> **Data rows**:
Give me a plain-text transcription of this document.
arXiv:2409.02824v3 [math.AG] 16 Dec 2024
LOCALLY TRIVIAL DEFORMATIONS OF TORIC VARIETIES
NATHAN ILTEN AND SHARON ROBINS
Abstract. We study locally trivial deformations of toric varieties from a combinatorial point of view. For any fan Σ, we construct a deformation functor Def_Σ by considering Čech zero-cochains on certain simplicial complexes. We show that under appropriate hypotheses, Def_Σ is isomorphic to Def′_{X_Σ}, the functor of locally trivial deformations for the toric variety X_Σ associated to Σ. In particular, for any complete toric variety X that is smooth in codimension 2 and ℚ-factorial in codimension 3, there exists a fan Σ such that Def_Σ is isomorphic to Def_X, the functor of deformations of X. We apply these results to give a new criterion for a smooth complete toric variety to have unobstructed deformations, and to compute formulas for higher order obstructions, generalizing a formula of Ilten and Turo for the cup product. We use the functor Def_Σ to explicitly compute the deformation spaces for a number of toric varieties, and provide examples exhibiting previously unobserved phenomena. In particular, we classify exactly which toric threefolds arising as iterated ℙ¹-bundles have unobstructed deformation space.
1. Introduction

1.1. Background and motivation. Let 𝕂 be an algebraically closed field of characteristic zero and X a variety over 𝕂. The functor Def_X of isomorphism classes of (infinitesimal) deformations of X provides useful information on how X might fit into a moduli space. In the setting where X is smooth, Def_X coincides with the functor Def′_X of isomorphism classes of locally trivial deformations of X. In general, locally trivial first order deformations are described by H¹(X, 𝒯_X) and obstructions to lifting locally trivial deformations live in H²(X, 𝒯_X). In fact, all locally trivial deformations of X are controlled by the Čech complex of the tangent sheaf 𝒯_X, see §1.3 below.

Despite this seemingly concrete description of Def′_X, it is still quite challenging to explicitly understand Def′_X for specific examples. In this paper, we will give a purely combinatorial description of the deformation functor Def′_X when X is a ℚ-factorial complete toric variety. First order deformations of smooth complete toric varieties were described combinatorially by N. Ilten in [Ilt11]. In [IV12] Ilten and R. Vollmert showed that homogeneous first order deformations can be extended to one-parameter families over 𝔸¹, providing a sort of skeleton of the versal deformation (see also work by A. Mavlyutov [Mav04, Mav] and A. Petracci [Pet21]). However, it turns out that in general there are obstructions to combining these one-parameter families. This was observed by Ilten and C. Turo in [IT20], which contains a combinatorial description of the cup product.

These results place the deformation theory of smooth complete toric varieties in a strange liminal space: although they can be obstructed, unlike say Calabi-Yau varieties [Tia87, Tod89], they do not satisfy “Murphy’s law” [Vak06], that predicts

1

> **Exercise instructions**: Copy each record from above exactly, and include every line.

> **Worked answer**:
Give me a plain-text transcription of this document.
arXiv:2409.02824v3 [math.AG] 16 Dec 2024
LOCALLY TRIVIAL DEFORMATIONS OF TORIC VARIETIES
NATHAN ILTEN AND SHARON ROBINS
Abstract. We study locally trivial deformations of toric varieties from a combinatorial point of view. For any fan Σ, we construct a deformation functor Def_Σ by considering Čech zero-cochains on certain simplicial complexes. We show that under appropriate hypotheses, Def_Σ is isomorphic to Def′_{X_Σ}, the functor of locally trivial deformations for the toric variety X_Σ associated to Σ. In particular, for any complete toric variety X that is smooth in codimension 2 and ℚ-factorial in codimension 3, there exists a fan Σ such that Def_Σ is isomorphic to Def_X, the functor of deformations of X. We apply these results to give a new criterion for a smooth complete toric variety to have unobstructed deformations, and to compute formulas for higher order obstructions, generalizing a formula of Ilten and Turo for the cup product. We use the functor Def_Σ to explicitly compute the deformation spaces for a number of toric varieties, and provide examples exhibiting previously unobserved phenomena. In particular, we classify exactly which toric threefolds arising as iterated ℙ¹-bundles have unobstructed deformation space.
1. Introduction

1.1. Background and motivation. Let 𝕂 be an algebraically closed field of characteristic zero and X a variety over 𝕂. The functor Def_X of isomorphism classes of (infinitesimal) deformations of X provides useful information on how X might fit into a moduli space. In the setting where X is smooth, Def_X coincides with the functor Def′_X of isomorphism classes of locally trivial deformations of X. In general, locally trivial first order deformations are described by H¹(X, 𝒯_X) and obstructions to lifting locally trivial deformations live in H²(X, 𝒯_X). In fact, all locally trivial deformations of X are controlled by the Čech complex of the tangent sheaf 𝒯_X, see §1.3 below.

Despite this seemingly concrete description of Def′_X, it is still quite challenging to explicitly understand Def′_X for specific examples. In this paper, we will give a purely combinatorial description of the deformation functor Def′_X when X is a ℚ-factorial complete toric variety. First order deformations of smooth complete toric varieties were described combinatorially by N. Ilten in [Ilt11]. In [IV12] Ilten and R. Vollmert showed that homogeneous first order deformations can be extended to one-parameter families over 𝔸¹, providing a sort of skeleton of the versal deformation (see also work by A. Mavlyutov [Mav04, Mav] and A. Petracci [Pet21]). However, it turns out that in general there are obstructions to combining these one-parameter families. This was observed by Ilten and C. Turo in [IT20], which contains a combinatorial description of the cup product.

These results place the deformation theory of smooth complete toric varieties in a strange liminal space: although they can be obstructed, unlike say Calabi-Yau varieties [Tia87, Tod89], they do not satisfy “Murphy’s law” [Vak06], that predicts

1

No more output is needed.